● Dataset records
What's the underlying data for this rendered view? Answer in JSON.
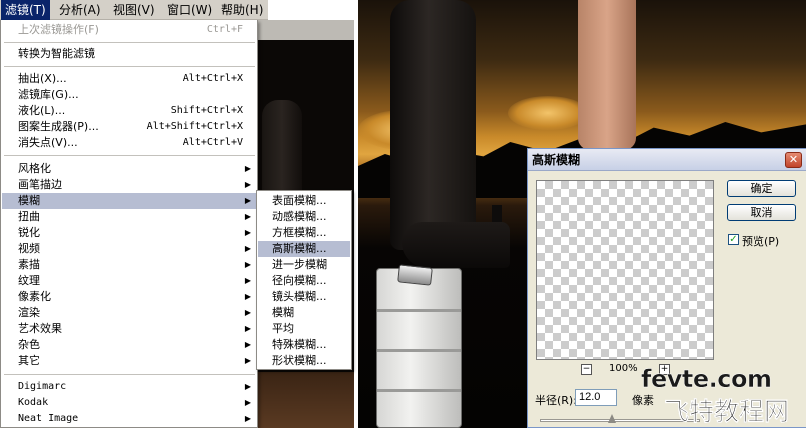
{
  "menubar": {
    "items": [
      "滤镜(T)",
      "分析(A)",
      "视图(V)",
      "窗口(W)",
      "帮助(H)"
    ]
  },
  "filter_menu": {
    "last_filter": {
      "label": "上次滤镜操作(F)",
      "shortcut": "Ctrl+F"
    },
    "smart": "转换为智能滤镜",
    "group1": [
      {
        "label": "抽出(X)...",
        "shortcut": "Alt+Ctrl+X"
      },
      {
        "label": "滤镜库(G)...",
        "shortcut": ""
      },
      {
        "label": "液化(L)...",
        "shortcut": "Shift+Ctrl+X"
      },
      {
        "label": "图案生成器(P)...",
        "shortcut": "Alt+Shift+Ctrl+X"
      },
      {
        "label": "消失点(V)...",
        "shortcut": "Alt+Ctrl+V"
      }
    ],
    "group2": [
      "风格化",
      "画笔描边",
      "模糊",
      "扭曲",
      "锐化",
      "视频",
      "素描",
      "纹理",
      "像素化",
      "渲染",
      "艺术效果",
      "杂色",
      "其它"
    ],
    "group3": [
      "Digimarc",
      "Kodak",
      "Neat Image"
    ],
    "submenu_arrow": "▶"
  },
  "blur_submenu": [
    "表面模糊...",
    "动感模糊...",
    "方框模糊...",
    "高斯模糊...",
    "进一步模糊",
    "径向模糊...",
    "镜头模糊...",
    "模糊",
    "平均",
    "特殊模糊...",
    "形状模糊..."
  ],
  "dialog": {
    "title": "高斯模糊",
    "close": "✕",
    "ok": "确定",
    "cancel": "取消",
    "preview_label": "预览(P)",
    "preview_checked": true,
    "check": "✓",
    "zoom_minus": "−",
    "zoom_plus": "+",
    "zoom": "100%",
    "radius_label": "半径(R):",
    "radius_value": "12.0",
    "radius_unit": "像素",
    "radius_slider_level": 0.45
  },
  "watermark": {
    "line1": "fevte.com",
    "line2": "飞特教程网"
  }
}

● EXERCISE OBJECTIVE
Reproduce each entry precisely. Leave the pictures out.

● ANSWER FOR THIS EXERCISE
What's the underlying data for this rendered view? Answer in JSON.
{
  "menubar": {
    "items": [
      "滤镜(T)",
      "分析(A)",
      "视图(V)",
      "窗口(W)",
      "帮助(H)"
    ]
  },
  "filter_menu": {
    "last_filter": {
      "label": "上次滤镜操作(F)",
      "shortcut": "Ctrl+F"
    },
    "smart": "转换为智能滤镜",
    "group1": [
      {
        "label": "抽出(X)...",
        "shortcut": "Alt+Ctrl+X"
      },
      {
        "label": "滤镜库(G)...",
        "shortcut": ""
      },
      {
        "label": "液化(L)...",
        "shortcut": "Shift+Ctrl+X"
      },
      {
        "label": "图案生成器(P)...",
        "shortcut": "Alt+Shift+Ctrl+X"
      },
      {
        "label": "消失点(V)...",
        "shortcut": "Alt+Ctrl+V"
      }
    ],
    "group2": [
      "风格化",
      "画笔描边",
      "模糊",
      "扭曲",
      "锐化",
      "视频",
      "素描",
      "纹理",
      "像素化",
      "渲染",
      "艺术效果",
      "杂色",
      "其它"
    ],
    "group3": [
      "Digimarc",
      "Kodak",
      "Neat Image"
    ],
    "submenu_arrow": "▶"
  },
  "blur_submenu": [
    "表面模糊...",
    "动感模糊...",
    "方框模糊...",
    "高斯模糊...",
    "进一步模糊",
    "径向模糊...",
    "镜头模糊...",
    "模糊",
    "平均",
    "特殊模糊...",
    "形状模糊..."
  ],
  "dialog": {
    "title": "高斯模糊",
    "close": "✕",
    "ok": "确定",
    "cancel": "取消",
    "preview_label": "预览(P)",
    "preview_checked": true,
    "check": "✓",
    "zoom_minus": "−",
    "zoom_plus": "+",
    "zoom": "100%",
    "radius_label": "半径(R):",
    "radius_value": "12.0",
    "radius_unit": "像素",
    "radius_slider_level": 0.45
  },
  "watermark": {
    "line1": "fevte.com",
    "line2": "飞特教程网"
  }
}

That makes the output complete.